§ Required task
Every line of the data must be copied exactly.

Extracted records
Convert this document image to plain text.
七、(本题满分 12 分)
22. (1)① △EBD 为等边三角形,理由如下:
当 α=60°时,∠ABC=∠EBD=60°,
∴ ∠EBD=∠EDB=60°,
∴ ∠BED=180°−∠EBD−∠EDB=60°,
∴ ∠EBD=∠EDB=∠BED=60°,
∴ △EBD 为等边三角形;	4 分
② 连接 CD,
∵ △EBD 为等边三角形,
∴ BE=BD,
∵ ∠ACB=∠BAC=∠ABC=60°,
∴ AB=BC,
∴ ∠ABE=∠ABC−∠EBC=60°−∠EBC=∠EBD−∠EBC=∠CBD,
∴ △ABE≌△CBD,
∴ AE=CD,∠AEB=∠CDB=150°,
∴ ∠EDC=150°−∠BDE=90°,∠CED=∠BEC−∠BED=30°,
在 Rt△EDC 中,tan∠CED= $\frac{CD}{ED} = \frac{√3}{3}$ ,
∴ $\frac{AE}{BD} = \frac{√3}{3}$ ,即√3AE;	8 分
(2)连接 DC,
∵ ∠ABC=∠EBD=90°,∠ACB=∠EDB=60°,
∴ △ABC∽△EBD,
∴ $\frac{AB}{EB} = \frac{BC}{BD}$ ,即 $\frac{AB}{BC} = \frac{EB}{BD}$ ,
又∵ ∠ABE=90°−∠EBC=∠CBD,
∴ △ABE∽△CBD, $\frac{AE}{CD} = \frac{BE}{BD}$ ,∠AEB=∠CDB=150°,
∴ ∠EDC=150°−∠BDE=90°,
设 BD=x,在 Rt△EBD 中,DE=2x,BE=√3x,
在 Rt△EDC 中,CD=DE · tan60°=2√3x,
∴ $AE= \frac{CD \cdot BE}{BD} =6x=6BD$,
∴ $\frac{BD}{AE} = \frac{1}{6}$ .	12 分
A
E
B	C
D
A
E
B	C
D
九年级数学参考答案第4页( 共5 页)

§ Result below
Convert this document image to plain text.
七、(本题满分 12 分)
22. (1)① △EBD 为等边三角形,理由如下:
当 α=60°时,∠ABC=∠EBD=60°,
∴ ∠EBD=∠EDB=60°,
∴ ∠BED=180°−∠EBD−∠EDB=60°,
∴ ∠EBD=∠EDB=∠BED=60°,
∴ △EBD 为等边三角形;	4 分
② 连接 CD,
∵ △EBD 为等边三角形,
∴ BE=BD,
∵ ∠ACB=∠BAC=∠ABC=60°,
∴ AB=BC,
∴ ∠ABE=∠ABC−∠EBC=60°−∠EBC=∠EBD−∠EBC=∠CBD,
∴ △ABE≌△CBD,
∴ AE=CD,∠AEB=∠CDB=150°,
∴ ∠EDC=150°−∠BDE=90°,∠CED=∠BEC−∠BED=30°,
在 Rt△EDC 中,tan∠CED= $\frac{CD}{ED} = \frac{√3}{3}$ ,
∴ $\frac{AE}{BD} = \frac{√3}{3}$ ,即√3AE;	8 分
(2)连接 DC,
∵ ∠ABC=∠EBD=90°,∠ACB=∠EDB=60°,
∴ △ABC∽△EBD,
∴ $\frac{AB}{EB} = \frac{BC}{BD}$ ,即 $\frac{AB}{BC} = \frac{EB}{BD}$ ,
又∵ ∠ABE=90°−∠EBC=∠CBD,
∴ △ABE∽△CBD, $\frac{AE}{CD} = \frac{BE}{BD}$ ,∠AEB=∠CDB=150°,
∴ ∠EDC=150°−∠BDE=90°,
设 BD=x,在 Rt△EBD 中,DE=2x,BE=√3x,
在 Rt△EDC 中,CD=DE · tan60°=2√3x,
∴ $AE= \frac{CD \cdot BE}{BD} =6x=6BD$,
∴ $\frac{BD}{AE} = \frac{1}{6}$ .	12 分
A
E
B	C
D
A
E
B	C
D
九年级数学参考答案第4页( 共5 页)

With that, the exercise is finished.